Start PROVIDED RECORDS
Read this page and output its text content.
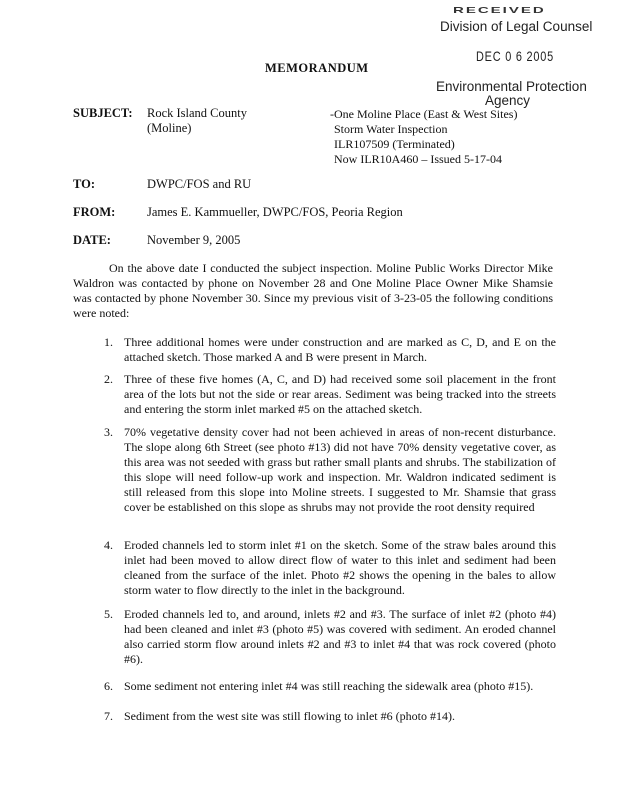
RECEIVED
Division of Legal Counsel
DEC 0 6 2005
Environmental Protection
Agency
MEMORANDUM
SUBJECT: Rock Island County
(Moline)
-One Moline Place (East & West Sites)
Storm Water Inspection
ILR107509 (Terminated)
Now ILR10A460 – Issued 5-17-04
TO:	DWPC/FOS and RU
FROM:	James E. Kammueller, DWPC/FOS, Peoria Region
DATE:	November 9, 2005
On the above date I conducted the subject inspection. Moline Public Works Director Mike Waldron was contacted by phone on November 28 and One Moline Place Owner Mike Shamsie was contacted by phone November 30. Since my previous visit of 3-23-05 the following conditions were noted:
1. Three additional homes were under construction and are marked as C, D, and E on the attached sketch. Those marked A and B were present in March.
2. Three of these five homes (A, C, and D) had received some soil placement in the front area of the lots but not the side or rear areas. Sediment was being tracked into the streets and entering the storm inlet marked #5 on the attached sketch.
3. 70% vegetative density cover had not been achieved in areas of non-recent disturbance. The slope along 6th Street (see photo #13) did not have 70% density vegetative cover, as this area was not seeded with grass but rather small plants and shrubs. The stabilization of this slope will need follow-up work and inspection. Mr. Waldron indicated sediment is still released from this slope into Moline streets. I suggested to Mr. Shamsie that grass cover be established on this slope as shrubs may not provide the root density required
4. Eroded channels led to storm inlet #1 on the sketch. Some of the straw bales around this inlet had been moved to allow direct flow of water to this inlet and sediment had been cleaned from the surface of the inlet. Photo #2 shows the opening in the bales to allow storm water to flow directly to the inlet in the background.
5. Eroded channels led to, and around, inlets #2 and #3. The surface of inlet #2 (photo #4) had been cleaned and inlet #3 (photo #5) was covered with sediment. An eroded channel also carried storm flow around inlets #2 and #3 to inlet #4 that was rock covered (photo #6).
6. Some sediment not entering inlet #4 was still reaching the sidewalk area (photo #15).
7. Sediment from the west site was still flowing to inlet #6 (photo #14).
End PROVIDED RECORDS
TASK BRIEF >> Using the listing above, show each line holding the string "DWPC".

RESULT BELOW >>
TO:	DWPC/FOS and RU
FROM:	James E. Kammueller, DWPC/FOS, Peoria Region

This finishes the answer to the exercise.